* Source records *
#####

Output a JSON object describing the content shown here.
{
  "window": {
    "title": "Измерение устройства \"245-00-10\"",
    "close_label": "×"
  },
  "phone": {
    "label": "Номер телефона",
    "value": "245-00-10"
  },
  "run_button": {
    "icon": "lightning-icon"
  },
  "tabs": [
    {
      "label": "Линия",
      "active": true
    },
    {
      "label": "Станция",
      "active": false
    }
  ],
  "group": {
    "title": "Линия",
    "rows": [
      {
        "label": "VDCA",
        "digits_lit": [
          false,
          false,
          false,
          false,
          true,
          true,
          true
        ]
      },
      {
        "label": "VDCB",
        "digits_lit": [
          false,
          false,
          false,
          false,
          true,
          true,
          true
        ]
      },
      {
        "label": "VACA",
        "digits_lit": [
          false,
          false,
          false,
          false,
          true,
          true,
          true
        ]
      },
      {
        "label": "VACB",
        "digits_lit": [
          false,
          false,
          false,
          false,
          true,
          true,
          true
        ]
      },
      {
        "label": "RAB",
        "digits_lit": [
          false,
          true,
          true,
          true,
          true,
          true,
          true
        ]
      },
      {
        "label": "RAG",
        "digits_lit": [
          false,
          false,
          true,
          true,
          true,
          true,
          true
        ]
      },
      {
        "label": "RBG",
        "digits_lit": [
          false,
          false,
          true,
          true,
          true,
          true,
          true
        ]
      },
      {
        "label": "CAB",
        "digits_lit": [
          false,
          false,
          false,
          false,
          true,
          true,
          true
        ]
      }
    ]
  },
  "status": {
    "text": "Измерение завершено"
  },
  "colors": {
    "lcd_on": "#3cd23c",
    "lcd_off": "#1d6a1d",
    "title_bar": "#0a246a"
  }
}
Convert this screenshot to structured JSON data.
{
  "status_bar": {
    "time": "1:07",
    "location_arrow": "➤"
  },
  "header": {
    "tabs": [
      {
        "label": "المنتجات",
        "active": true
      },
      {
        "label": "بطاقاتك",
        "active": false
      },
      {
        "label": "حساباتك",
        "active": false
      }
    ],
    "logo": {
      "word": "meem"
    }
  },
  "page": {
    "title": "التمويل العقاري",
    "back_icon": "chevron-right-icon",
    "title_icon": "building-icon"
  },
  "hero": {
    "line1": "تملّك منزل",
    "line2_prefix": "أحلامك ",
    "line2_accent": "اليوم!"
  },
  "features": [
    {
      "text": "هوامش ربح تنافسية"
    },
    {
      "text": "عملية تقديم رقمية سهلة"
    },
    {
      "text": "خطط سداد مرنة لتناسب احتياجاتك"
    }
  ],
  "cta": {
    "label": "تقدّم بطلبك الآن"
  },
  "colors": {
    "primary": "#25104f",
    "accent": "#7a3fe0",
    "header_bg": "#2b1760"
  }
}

#####

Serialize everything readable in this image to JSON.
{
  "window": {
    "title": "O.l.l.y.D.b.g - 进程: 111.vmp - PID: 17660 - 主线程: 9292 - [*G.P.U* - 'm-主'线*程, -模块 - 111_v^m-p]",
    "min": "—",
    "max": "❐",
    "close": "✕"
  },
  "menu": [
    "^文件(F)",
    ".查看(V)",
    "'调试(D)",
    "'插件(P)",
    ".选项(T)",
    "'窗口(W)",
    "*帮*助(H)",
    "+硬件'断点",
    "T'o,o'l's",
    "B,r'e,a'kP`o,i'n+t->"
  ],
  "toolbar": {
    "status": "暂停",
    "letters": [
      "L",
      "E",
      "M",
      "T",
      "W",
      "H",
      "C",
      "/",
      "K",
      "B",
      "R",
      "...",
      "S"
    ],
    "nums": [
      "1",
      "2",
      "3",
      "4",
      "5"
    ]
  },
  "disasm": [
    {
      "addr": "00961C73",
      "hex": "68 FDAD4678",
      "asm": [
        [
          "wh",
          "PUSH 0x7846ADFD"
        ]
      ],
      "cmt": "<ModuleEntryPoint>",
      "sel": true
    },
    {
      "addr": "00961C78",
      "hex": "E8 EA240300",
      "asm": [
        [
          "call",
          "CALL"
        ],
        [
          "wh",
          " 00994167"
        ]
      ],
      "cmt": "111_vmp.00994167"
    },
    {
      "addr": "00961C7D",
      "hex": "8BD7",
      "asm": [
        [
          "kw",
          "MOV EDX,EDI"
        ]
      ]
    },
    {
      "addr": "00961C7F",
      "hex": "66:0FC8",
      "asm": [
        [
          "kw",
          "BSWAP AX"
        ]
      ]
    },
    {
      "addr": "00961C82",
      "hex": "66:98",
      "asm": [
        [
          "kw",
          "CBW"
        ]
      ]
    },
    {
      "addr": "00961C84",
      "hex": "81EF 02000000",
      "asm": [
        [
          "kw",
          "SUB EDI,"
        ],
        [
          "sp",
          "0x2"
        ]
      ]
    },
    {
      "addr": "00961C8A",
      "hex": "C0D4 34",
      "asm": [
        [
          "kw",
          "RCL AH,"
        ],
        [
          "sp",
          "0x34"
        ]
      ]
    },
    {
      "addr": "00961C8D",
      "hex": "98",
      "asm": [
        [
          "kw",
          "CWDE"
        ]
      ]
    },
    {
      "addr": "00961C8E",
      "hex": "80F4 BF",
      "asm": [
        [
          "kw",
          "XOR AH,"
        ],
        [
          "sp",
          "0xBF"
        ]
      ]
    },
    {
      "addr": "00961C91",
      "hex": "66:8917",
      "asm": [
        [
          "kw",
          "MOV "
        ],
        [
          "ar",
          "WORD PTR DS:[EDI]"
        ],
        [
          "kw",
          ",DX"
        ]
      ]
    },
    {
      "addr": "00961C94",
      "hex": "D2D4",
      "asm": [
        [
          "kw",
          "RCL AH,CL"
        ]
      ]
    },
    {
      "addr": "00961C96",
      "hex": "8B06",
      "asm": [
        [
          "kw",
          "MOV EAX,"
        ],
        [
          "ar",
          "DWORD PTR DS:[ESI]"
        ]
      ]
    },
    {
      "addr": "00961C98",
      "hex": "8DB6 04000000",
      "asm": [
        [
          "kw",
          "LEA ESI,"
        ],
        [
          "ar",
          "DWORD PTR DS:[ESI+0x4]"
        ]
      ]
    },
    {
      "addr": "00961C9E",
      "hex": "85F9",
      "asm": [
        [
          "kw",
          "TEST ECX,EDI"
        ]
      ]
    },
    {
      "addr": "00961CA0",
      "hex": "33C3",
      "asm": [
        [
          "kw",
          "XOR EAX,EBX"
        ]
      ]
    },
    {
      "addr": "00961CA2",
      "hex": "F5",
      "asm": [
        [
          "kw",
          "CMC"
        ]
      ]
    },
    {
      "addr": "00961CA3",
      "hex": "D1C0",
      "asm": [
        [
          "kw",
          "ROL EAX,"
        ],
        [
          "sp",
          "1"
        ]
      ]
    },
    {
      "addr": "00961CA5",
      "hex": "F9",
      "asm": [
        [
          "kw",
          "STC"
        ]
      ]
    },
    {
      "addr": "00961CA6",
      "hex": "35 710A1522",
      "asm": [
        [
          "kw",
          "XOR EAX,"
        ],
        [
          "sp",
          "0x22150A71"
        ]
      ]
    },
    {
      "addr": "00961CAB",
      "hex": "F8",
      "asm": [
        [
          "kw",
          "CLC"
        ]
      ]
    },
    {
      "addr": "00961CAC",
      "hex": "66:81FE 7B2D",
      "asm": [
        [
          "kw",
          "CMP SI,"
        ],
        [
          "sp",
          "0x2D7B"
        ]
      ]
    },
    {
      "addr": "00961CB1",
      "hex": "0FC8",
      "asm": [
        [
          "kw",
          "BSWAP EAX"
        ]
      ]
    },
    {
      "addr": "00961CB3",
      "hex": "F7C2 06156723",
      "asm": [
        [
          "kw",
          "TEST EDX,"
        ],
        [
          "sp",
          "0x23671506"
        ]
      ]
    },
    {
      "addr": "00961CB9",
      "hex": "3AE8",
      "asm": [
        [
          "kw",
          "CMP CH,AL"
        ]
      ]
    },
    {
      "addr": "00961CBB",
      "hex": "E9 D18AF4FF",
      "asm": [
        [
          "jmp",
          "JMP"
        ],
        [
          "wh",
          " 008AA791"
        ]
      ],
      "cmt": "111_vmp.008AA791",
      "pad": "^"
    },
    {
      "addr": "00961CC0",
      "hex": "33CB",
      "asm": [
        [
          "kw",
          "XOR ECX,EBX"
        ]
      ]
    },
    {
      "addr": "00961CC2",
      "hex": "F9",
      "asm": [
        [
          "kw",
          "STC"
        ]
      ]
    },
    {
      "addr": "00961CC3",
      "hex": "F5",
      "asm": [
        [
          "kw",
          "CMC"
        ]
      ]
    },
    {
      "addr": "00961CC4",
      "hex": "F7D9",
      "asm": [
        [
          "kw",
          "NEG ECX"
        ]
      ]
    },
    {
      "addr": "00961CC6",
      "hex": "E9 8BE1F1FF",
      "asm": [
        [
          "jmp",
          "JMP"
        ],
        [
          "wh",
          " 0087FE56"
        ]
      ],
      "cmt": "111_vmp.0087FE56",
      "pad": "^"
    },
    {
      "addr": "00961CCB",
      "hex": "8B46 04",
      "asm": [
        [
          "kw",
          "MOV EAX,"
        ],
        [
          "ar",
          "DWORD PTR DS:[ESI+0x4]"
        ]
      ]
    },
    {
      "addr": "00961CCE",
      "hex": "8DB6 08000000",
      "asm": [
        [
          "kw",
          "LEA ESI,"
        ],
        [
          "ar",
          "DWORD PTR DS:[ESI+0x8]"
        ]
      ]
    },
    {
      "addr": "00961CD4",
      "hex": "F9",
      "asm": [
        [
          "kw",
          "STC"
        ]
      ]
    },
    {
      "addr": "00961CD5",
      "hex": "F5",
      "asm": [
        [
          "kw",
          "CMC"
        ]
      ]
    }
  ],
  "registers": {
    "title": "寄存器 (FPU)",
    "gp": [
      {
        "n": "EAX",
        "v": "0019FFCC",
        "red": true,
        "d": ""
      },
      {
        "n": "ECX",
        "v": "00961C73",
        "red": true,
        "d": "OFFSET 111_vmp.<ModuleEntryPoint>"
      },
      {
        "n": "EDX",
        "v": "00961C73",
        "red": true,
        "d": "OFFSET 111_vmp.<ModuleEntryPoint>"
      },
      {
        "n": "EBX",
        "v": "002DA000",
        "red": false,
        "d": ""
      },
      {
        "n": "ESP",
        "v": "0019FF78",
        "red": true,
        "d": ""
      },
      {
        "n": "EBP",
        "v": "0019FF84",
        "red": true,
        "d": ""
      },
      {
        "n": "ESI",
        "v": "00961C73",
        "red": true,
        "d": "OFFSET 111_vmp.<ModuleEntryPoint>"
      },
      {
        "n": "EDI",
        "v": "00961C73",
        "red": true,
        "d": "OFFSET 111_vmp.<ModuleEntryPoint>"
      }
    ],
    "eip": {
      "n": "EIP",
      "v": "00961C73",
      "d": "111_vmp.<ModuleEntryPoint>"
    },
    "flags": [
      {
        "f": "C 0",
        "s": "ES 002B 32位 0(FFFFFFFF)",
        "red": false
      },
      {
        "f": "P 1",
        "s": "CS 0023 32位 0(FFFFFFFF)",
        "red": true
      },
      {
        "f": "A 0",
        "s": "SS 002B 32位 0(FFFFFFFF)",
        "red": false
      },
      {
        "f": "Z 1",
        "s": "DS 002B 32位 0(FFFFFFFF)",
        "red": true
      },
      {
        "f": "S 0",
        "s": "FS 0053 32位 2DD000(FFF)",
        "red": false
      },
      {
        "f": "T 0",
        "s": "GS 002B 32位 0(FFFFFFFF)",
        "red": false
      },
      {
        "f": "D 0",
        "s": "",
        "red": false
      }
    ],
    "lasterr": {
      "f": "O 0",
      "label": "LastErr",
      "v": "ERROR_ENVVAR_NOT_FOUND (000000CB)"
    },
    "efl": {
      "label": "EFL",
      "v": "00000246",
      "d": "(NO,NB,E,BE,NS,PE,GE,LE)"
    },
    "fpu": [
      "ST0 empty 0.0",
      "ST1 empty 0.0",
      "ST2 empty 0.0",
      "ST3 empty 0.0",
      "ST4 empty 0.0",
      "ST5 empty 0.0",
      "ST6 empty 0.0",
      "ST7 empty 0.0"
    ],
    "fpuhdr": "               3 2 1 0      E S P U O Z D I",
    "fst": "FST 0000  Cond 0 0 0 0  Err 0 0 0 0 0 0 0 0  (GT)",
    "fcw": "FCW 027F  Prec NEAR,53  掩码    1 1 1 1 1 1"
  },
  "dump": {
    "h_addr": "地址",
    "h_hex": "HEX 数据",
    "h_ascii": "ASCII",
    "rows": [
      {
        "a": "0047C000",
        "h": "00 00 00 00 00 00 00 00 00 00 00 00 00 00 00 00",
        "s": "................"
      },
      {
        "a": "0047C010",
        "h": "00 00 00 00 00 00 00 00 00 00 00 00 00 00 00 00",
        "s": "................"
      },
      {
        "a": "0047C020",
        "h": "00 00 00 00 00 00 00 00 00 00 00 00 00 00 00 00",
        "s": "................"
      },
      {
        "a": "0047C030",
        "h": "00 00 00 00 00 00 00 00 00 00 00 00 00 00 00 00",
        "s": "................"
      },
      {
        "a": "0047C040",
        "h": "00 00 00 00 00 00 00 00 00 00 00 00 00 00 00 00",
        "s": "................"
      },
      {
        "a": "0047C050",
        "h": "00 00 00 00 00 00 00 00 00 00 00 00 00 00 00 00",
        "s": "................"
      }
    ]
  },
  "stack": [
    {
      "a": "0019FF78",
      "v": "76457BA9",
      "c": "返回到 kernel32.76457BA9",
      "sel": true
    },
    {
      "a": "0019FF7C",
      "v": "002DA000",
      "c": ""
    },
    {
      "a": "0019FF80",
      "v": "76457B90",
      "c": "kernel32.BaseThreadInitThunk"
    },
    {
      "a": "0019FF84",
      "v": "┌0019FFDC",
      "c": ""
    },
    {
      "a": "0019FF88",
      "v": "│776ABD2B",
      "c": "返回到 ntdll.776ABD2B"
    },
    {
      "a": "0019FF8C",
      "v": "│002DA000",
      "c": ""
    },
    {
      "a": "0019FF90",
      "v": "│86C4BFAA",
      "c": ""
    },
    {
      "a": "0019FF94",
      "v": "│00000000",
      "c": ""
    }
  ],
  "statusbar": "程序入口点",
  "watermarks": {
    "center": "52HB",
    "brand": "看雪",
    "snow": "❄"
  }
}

#####

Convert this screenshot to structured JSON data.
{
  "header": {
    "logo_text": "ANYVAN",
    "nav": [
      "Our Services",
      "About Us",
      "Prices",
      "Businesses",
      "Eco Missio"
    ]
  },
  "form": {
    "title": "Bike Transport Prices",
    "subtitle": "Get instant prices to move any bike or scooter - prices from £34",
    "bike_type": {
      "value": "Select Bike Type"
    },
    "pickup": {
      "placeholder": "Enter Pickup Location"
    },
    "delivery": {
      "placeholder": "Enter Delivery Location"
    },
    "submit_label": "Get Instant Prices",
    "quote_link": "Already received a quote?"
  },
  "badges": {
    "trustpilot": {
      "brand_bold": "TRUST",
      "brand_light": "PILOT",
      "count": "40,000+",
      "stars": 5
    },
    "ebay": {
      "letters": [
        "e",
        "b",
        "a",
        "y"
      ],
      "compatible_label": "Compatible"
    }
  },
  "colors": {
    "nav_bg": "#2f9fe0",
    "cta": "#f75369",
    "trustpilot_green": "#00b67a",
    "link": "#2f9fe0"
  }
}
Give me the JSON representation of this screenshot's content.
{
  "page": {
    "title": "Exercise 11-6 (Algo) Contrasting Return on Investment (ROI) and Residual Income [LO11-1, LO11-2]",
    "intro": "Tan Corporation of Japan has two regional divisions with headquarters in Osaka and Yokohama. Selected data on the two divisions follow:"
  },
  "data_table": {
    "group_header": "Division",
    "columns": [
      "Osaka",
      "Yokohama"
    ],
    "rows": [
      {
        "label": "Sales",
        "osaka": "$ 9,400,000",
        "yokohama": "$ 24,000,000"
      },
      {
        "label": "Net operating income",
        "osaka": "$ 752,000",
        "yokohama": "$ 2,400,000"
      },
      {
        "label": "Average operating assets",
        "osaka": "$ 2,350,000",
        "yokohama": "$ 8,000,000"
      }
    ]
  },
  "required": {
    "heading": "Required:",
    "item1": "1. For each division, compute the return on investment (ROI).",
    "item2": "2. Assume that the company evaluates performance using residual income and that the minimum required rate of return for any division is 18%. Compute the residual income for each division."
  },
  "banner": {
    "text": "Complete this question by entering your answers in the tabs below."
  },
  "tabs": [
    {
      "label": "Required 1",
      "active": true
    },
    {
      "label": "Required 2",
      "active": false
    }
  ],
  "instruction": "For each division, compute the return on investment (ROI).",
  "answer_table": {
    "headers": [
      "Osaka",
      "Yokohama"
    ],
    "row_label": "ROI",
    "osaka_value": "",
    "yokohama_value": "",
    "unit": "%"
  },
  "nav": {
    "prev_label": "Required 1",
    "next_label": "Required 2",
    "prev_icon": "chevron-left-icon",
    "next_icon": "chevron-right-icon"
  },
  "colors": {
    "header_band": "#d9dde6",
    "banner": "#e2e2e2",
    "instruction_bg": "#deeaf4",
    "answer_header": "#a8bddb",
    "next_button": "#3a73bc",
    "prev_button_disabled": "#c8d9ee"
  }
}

#####

* REQUIRED WORK *
State the number of lines in the records that contain the string "placeholder", and nothing more.

* RESULT FOR THIS EXERCISE *
2